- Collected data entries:
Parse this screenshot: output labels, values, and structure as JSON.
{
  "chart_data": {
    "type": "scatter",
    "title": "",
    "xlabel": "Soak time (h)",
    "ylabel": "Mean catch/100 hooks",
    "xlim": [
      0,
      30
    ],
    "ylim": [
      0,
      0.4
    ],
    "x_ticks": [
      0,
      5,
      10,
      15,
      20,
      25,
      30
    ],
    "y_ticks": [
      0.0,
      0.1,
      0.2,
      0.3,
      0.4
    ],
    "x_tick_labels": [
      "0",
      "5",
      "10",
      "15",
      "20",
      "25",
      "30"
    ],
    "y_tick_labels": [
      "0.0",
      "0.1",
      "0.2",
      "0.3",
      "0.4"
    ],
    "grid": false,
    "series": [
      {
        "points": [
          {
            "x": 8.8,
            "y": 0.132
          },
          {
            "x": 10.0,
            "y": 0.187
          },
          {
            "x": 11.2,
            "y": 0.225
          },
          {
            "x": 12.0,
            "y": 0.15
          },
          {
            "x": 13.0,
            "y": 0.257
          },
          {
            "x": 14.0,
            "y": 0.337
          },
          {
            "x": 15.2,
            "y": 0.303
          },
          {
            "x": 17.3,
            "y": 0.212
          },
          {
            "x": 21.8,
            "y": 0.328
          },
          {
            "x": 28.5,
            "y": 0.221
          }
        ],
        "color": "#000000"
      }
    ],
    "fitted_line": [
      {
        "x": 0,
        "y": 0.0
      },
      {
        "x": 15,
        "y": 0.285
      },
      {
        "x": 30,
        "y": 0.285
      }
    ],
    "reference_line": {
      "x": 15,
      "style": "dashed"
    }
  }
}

- EXERCISE REQUIREMENTS:
Repeat every record, keeping each word and mark exactly as it is.

- ANSWER:
Parse this screenshot: output labels, values, and structure as JSON.
{
  "chart_data": {
    "type": "scatter",
    "title": "",
    "xlabel": "Soak time (h)",
    "ylabel": "Mean catch/100 hooks",
    "xlim": [
      0,
      30
    ],
    "ylim": [
      0,
      0.4
    ],
    "x_ticks": [
      0,
      5,
      10,
      15,
      20,
      25,
      30
    ],
    "y_ticks": [
      0.0,
      0.1,
      0.2,
      0.3,
      0.4
    ],
    "x_tick_labels": [
      "0",
      "5",
      "10",
      "15",
      "20",
      "25",
      "30"
    ],
    "y_tick_labels": [
      "0.0",
      "0.1",
      "0.2",
      "0.3",
      "0.4"
    ],
    "grid": false,
    "series": [
      {
        "points": [
          {
            "x": 8.8,
            "y": 0.132
          },
          {
            "x": 10.0,
            "y": 0.187
          },
          {
            "x": 11.2,
            "y": 0.225
          },
          {
            "x": 12.0,
            "y": 0.15
          },
          {
            "x": 13.0,
            "y": 0.257
          },
          {
            "x": 14.0,
            "y": 0.337
          },
          {
            "x": 15.2,
            "y": 0.303
          },
          {
            "x": 17.3,
            "y": 0.212
          },
          {
            "x": 21.8,
            "y": 0.328
          },
          {
            "x": 28.5,
            "y": 0.221
          }
        ],
        "color": "#000000"
      }
    ],
    "fitted_line": [
      {
        "x": 0,
        "y": 0.0
      },
      {
        "x": 15,
        "y": 0.285
      },
      {
        "x": 30,
        "y": 0.285
      }
    ],
    "reference_line": {
      "x": 15,
      "style": "dashed"
    }
  }
}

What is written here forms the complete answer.